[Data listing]
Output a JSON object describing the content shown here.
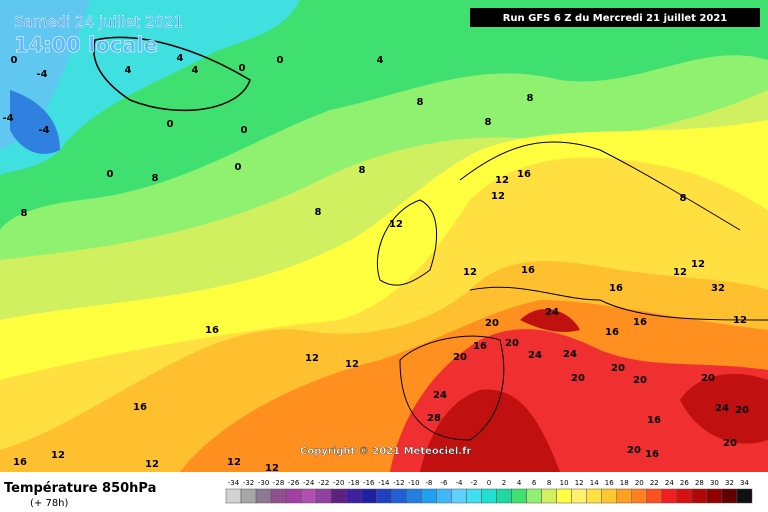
{
  "header": {
    "date": "Samedi 24 juillet 2021",
    "time": "14:00 locale",
    "run": "Run GFS 6 Z du Mercredi 21 juillet 2021",
    "copyright": "Copyright © 2021 Meteociel.fr"
  },
  "footer": {
    "title": "Température 850hPa",
    "lead": "(+ 78h)"
  },
  "scale": {
    "labels": [
      -34,
      -32,
      -30,
      -28,
      -26,
      -24,
      -22,
      -20,
      -18,
      -16,
      -14,
      -12,
      -10,
      -8,
      -6,
      -4,
      -2,
      0,
      2,
      4,
      6,
      8,
      10,
      12,
      14,
      16,
      18,
      20,
      22,
      24,
      26,
      28,
      30,
      32,
      34
    ],
    "colors": [
      "#d2d2d2",
      "#a8a8a8",
      "#8c7890",
      "#905090",
      "#a040a0",
      "#b050b0",
      "#9040a0",
      "#602080",
      "#4020a0",
      "#2020a0",
      "#2040c0",
      "#2060d0",
      "#2080e0",
      "#20a0f0",
      "#40b8f8",
      "#60d0ff",
      "#40e0f0",
      "#20e0d0",
      "#20d8a0",
      "#40e070",
      "#90f070",
      "#d0f060",
      "#ffff40",
      "#fff070",
      "#ffe040",
      "#ffc830",
      "#ffa020",
      "#ff8020",
      "#ff5020",
      "#f02020",
      "#d81010",
      "#b00808",
      "#900000",
      "#600000",
      "#101010"
    ]
  },
  "map_labels": [
    0,
    -4,
    -4,
    -4,
    4,
    4,
    4,
    0,
    0,
    4,
    8,
    8,
    8,
    0,
    0,
    0,
    0,
    8,
    8,
    8,
    8,
    12,
    12,
    16,
    12,
    12,
    16,
    8,
    12,
    12,
    16,
    20,
    24,
    20,
    20,
    16,
    24,
    24,
    24,
    28,
    20,
    20,
    20,
    20,
    16,
    12,
    12,
    16,
    12,
    12,
    12,
    12,
    32,
    12,
    20,
    24,
    20,
    20,
    16,
    16,
    16,
    16,
    16
  ]
}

» Task instructions
Copy every record above exactly, leaving out the pictures.

» Exercise response
Output a JSON object describing the content shown here.
{
  "header": {
    "date": "Samedi 24 juillet 2021",
    "time": "14:00 locale",
    "run": "Run GFS 6 Z du Mercredi 21 juillet 2021",
    "copyright": "Copyright © 2021 Meteociel.fr"
  },
  "footer": {
    "title": "Température 850hPa",
    "lead": "(+ 78h)"
  },
  "scale": {
    "labels": [
      -34,
      -32,
      -30,
      -28,
      -26,
      -24,
      -22,
      -20,
      -18,
      -16,
      -14,
      -12,
      -10,
      -8,
      -6,
      -4,
      -2,
      0,
      2,
      4,
      6,
      8,
      10,
      12,
      14,
      16,
      18,
      20,
      22,
      24,
      26,
      28,
      30,
      32,
      34
    ],
    "colors": [
      "#d2d2d2",
      "#a8a8a8",
      "#8c7890",
      "#905090",
      "#a040a0",
      "#b050b0",
      "#9040a0",
      "#602080",
      "#4020a0",
      "#2020a0",
      "#2040c0",
      "#2060d0",
      "#2080e0",
      "#20a0f0",
      "#40b8f8",
      "#60d0ff",
      "#40e0f0",
      "#20e0d0",
      "#20d8a0",
      "#40e070",
      "#90f070",
      "#d0f060",
      "#ffff40",
      "#fff070",
      "#ffe040",
      "#ffc830",
      "#ffa020",
      "#ff8020",
      "#ff5020",
      "#f02020",
      "#d81010",
      "#b00808",
      "#900000",
      "#600000",
      "#101010"
    ]
  },
  "map_labels": [
    0,
    -4,
    -4,
    -4,
    4,
    4,
    4,
    0,
    0,
    4,
    8,
    8,
    8,
    0,
    0,
    0,
    0,
    8,
    8,
    8,
    8,
    12,
    12,
    16,
    12,
    12,
    16,
    8,
    12,
    12,
    16,
    20,
    24,
    20,
    20,
    16,
    24,
    24,
    24,
    28,
    20,
    20,
    20,
    20,
    16,
    12,
    12,
    16,
    12,
    12,
    12,
    12,
    32,
    12,
    20,
    24,
    20,
    20,
    16,
    16,
    16,
    16,
    16
  ]
}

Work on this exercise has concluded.